ACTIVITIES:
- a) In the text on Alan's product marketing team, how many members does Alan support?
- b) Reproduce the portion of the text on Alan's product marketing team that lies between "The product marketing" and "the sales organization.", inclusive.

SELECTED EXTRACT:
The entire process took 35 seconds from question to answer.
Want the full step-by-step walkthrough? → How To Build An AI agent (2026)
💡 Ready to build your first agent? Try Dust free →

Use case: How Alan's PMM team deployed agents with Dust

Alan is a digital health partner operating across France, Spain, Belgium, and Canada, supporting over 720,000 members. Founded in 2016, the company combines technology with healthcare to make health journeys more accessible.
Alan's Product Marketing team needed to monitor how sales reps delivered key narratives across many of discovery calls monthly in multiple countries. Three product marketers spent 2-3 hours each per week manually reviewing calls, but they could only analyze a small sample. Most conversations went untracked, leaving narrative adoption insights incomplete.
The team deployed country-specific agents to automate their call analysis workflow:
  • Automated data retrieval: The agents pull call transcripts directly from Modjo, Alan's conversation intelligence platform
  • Individual analysis: Each transcript is processed separately to ensure accuracy and avoid errors
  • Country-specific evaluation: Separate agents for each market account for local narrative differences and messaging priorities
  • Narrative scoring: Agents score every call against Alan's five-block narrative framework
  • Structured reporting: The system outputs weekly reports with actionable insights for sales leaders
The results: The team went from analyzing a sample to reviewing 100% of discovery calls while eliminating manual analysis time entirely. Alan reclaimed 80% of their analysis time while delivering 10x the insights.
The product marketing team shifted from reactive analysts to strategic advisors identifying narrative gaps and coaching opportunities across the sales organization.
💡 See how other teams use Dust agents. Read customer stories →

Frequently asked questions (FAQs)

What is the difference between an LLM and an LLM agent?

EXTRACTED RECORDS:
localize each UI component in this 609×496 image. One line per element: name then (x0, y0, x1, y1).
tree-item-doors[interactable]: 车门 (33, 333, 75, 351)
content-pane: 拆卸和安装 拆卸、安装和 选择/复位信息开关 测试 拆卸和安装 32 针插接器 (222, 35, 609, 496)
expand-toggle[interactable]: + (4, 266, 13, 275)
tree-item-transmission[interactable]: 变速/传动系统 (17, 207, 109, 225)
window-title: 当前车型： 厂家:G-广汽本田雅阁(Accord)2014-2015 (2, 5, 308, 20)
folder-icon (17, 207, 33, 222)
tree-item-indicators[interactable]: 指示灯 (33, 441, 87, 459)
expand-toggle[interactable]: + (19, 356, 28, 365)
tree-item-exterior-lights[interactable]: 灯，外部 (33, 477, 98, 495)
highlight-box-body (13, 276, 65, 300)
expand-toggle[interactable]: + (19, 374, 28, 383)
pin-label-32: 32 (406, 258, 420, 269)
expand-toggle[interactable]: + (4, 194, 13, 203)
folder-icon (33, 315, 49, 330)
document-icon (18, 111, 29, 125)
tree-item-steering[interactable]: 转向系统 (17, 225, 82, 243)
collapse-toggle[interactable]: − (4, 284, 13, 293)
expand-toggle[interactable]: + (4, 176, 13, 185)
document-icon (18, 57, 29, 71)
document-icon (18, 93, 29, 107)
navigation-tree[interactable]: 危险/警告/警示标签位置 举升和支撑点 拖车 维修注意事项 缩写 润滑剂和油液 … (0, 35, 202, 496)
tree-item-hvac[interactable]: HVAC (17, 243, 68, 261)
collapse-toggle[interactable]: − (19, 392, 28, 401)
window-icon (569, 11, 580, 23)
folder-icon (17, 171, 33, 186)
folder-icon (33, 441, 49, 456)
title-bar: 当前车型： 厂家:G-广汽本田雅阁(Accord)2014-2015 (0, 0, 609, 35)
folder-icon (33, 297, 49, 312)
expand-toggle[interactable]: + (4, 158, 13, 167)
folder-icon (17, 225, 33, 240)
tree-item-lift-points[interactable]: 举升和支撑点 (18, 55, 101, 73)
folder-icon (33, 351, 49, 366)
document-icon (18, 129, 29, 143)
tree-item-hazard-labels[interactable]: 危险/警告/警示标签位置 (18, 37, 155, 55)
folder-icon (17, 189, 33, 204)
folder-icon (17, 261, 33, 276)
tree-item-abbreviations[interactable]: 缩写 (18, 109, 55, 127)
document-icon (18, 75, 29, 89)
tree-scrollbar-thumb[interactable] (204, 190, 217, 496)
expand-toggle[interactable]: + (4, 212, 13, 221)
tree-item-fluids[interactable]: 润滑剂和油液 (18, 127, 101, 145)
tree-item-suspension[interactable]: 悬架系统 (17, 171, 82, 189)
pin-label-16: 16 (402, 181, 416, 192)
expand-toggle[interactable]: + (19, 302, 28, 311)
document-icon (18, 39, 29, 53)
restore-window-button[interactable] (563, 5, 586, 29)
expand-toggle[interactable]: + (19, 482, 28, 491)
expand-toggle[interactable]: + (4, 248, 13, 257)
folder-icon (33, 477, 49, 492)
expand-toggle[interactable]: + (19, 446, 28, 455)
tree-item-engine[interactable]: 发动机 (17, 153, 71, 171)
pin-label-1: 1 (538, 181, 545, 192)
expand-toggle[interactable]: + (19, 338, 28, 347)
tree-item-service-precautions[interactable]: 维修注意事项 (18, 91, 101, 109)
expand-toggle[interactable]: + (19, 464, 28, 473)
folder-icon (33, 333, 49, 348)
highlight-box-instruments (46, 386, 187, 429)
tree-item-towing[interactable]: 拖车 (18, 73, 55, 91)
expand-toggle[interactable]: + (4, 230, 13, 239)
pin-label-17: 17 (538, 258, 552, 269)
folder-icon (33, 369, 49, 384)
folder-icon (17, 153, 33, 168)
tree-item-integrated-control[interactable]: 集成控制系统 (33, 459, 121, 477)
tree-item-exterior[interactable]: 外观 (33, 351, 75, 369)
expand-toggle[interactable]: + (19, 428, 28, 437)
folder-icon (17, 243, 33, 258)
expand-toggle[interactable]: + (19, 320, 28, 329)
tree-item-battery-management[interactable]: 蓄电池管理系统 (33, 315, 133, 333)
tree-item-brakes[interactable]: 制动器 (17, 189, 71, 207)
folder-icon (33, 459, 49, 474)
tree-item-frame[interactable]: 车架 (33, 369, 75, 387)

ANSWERS TO THIS EXERCISE:
- a) Over 720,000 members.

- b)
The product marketing team shifted from reactive analysts to strategic advisors identifying narrative gaps and coaching opportunities across the sales organization.